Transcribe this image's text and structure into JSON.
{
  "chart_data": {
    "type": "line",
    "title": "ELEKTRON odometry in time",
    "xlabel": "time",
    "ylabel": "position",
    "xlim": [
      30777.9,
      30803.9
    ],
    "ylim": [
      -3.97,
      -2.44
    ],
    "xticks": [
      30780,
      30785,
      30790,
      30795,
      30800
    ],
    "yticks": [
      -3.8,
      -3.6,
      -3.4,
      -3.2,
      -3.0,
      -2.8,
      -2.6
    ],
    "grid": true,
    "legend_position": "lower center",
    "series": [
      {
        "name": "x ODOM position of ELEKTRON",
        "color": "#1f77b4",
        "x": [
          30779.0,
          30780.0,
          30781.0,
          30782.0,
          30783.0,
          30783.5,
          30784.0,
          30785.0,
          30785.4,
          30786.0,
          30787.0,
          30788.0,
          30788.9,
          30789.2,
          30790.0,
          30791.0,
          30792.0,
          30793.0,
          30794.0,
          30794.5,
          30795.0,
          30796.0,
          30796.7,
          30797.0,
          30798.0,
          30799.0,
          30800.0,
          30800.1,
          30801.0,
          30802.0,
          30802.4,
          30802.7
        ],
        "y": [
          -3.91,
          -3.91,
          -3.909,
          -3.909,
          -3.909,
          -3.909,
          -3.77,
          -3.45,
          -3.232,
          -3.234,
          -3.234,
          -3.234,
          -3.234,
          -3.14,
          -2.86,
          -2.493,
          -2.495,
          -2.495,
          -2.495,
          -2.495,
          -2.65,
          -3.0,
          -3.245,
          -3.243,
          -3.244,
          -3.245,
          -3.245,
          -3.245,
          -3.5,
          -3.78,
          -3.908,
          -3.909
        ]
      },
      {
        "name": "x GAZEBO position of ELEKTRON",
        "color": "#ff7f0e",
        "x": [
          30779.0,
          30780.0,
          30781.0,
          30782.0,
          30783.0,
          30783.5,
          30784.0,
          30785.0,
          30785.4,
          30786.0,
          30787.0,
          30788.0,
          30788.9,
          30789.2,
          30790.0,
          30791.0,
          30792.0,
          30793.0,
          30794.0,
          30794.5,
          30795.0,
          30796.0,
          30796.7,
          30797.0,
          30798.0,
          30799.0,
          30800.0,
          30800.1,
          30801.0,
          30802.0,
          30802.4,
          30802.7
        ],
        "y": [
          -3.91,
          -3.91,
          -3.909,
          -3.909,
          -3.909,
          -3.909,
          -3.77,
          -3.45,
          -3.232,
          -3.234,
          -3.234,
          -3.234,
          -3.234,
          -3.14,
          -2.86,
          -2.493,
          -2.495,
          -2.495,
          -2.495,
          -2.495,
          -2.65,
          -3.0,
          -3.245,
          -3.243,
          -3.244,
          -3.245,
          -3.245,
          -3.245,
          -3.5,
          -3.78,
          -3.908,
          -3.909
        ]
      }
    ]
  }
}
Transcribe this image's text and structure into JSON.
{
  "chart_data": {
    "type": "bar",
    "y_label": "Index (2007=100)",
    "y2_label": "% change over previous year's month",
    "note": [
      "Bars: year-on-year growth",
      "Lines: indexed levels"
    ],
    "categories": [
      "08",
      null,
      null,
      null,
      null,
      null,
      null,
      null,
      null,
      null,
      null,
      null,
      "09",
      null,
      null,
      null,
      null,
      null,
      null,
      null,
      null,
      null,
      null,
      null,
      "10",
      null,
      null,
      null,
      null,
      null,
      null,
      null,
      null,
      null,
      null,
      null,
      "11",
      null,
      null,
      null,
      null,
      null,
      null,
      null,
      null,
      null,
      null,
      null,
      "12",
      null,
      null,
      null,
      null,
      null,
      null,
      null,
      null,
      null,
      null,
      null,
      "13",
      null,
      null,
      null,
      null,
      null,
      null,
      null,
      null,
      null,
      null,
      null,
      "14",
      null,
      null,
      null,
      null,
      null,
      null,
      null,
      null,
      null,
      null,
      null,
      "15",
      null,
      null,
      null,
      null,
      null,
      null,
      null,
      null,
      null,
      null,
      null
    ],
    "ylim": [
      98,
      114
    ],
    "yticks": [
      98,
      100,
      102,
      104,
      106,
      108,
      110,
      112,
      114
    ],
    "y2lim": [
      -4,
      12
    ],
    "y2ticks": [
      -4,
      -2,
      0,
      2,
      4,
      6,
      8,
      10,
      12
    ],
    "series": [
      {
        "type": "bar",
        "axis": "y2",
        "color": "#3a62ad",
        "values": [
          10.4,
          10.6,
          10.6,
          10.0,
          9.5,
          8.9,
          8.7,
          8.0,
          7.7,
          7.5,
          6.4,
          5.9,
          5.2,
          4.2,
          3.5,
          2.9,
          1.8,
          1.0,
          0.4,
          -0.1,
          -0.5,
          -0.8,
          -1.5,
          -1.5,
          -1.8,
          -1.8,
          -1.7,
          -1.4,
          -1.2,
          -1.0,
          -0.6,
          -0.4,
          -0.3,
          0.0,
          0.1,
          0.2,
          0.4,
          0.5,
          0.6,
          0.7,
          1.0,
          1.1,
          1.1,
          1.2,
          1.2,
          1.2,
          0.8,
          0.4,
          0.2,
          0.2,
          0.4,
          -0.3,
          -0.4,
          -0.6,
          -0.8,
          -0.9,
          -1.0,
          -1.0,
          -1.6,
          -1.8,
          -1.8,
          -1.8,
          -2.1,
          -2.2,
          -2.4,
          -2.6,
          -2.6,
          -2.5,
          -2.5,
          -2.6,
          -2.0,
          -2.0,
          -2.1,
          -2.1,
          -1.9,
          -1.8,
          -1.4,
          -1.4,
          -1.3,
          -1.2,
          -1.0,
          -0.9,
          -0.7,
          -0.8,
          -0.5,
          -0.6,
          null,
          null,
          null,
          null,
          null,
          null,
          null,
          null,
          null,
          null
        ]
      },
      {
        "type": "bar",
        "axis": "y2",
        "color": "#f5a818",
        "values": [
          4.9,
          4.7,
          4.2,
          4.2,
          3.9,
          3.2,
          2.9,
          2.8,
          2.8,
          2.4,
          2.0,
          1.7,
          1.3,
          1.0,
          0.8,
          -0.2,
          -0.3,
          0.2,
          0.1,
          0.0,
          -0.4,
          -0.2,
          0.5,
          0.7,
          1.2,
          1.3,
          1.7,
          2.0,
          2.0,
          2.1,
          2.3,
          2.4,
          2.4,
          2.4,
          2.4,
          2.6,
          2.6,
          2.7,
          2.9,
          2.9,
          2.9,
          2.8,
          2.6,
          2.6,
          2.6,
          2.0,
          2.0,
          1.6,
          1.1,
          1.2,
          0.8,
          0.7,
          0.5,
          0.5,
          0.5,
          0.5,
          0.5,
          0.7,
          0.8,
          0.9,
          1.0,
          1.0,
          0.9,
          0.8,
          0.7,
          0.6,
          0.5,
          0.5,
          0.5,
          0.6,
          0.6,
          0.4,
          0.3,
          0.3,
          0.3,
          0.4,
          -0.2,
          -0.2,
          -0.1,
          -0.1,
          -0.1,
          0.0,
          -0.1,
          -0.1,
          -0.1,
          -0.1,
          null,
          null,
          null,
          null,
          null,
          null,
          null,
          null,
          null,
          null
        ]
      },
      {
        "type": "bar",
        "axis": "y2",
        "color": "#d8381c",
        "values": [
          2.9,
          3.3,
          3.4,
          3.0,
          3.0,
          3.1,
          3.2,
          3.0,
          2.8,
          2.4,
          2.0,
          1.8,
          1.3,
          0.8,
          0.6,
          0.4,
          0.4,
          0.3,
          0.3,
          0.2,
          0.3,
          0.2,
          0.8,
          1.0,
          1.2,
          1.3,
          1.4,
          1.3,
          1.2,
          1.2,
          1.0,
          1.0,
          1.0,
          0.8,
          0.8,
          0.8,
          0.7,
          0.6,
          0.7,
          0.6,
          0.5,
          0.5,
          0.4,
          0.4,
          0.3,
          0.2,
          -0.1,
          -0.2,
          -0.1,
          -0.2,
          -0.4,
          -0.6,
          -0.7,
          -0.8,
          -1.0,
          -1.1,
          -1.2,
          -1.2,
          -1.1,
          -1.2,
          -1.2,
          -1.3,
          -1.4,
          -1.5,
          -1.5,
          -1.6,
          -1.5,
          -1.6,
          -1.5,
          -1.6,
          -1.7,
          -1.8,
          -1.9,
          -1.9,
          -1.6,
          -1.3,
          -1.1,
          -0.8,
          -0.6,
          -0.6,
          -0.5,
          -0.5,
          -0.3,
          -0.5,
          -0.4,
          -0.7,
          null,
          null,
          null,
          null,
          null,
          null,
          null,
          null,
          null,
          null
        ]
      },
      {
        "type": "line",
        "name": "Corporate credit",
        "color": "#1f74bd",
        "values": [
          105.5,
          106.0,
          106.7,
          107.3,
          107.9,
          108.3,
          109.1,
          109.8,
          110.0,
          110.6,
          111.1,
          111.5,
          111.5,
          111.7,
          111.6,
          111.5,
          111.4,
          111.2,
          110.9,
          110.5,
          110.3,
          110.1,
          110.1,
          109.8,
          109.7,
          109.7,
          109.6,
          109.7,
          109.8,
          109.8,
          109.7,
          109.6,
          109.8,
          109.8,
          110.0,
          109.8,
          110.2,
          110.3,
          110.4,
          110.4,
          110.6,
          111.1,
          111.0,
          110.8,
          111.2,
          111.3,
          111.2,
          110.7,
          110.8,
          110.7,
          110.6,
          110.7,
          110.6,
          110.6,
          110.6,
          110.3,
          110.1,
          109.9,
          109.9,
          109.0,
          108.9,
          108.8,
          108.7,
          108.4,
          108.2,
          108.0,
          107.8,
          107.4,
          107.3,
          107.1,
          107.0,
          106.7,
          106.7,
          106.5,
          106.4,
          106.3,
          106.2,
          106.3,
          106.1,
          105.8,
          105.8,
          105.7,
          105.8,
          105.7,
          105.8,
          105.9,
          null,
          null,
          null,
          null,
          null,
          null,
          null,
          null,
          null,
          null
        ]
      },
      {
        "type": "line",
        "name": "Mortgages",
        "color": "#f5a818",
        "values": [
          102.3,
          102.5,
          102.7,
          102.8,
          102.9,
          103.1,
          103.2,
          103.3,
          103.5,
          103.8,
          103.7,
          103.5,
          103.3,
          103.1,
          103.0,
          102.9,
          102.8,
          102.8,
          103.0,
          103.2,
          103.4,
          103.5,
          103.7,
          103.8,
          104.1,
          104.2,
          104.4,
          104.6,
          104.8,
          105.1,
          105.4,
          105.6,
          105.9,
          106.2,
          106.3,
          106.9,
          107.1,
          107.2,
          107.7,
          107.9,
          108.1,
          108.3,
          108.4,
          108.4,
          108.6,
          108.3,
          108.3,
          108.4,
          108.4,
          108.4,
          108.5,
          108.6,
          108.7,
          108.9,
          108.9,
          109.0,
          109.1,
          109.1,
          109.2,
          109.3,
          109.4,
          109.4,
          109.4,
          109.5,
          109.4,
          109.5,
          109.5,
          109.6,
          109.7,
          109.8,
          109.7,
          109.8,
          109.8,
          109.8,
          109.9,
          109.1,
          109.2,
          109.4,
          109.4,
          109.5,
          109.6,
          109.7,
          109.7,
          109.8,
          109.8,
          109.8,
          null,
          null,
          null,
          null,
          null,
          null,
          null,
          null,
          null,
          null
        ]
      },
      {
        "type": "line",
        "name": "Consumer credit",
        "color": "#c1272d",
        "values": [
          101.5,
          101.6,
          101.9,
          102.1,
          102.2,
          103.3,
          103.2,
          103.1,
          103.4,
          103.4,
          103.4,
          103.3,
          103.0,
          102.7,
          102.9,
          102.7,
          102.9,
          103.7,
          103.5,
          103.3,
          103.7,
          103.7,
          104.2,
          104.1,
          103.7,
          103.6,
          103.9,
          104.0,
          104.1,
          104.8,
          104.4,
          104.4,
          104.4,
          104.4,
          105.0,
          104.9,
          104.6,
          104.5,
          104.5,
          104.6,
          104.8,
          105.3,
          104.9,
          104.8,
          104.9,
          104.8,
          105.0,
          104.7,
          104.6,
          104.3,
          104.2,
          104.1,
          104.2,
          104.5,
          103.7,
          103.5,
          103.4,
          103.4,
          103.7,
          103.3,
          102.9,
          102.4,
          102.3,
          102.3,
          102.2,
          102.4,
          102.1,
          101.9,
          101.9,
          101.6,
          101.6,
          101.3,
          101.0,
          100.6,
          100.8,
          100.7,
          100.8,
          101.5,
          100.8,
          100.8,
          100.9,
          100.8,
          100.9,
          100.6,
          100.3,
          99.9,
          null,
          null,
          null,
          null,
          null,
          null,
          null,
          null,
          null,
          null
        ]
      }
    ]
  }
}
============================================================
_GOAL_: What count of lines in the listing contain the word "name"? Reply with the number only.

_THE RESPONSE_: 5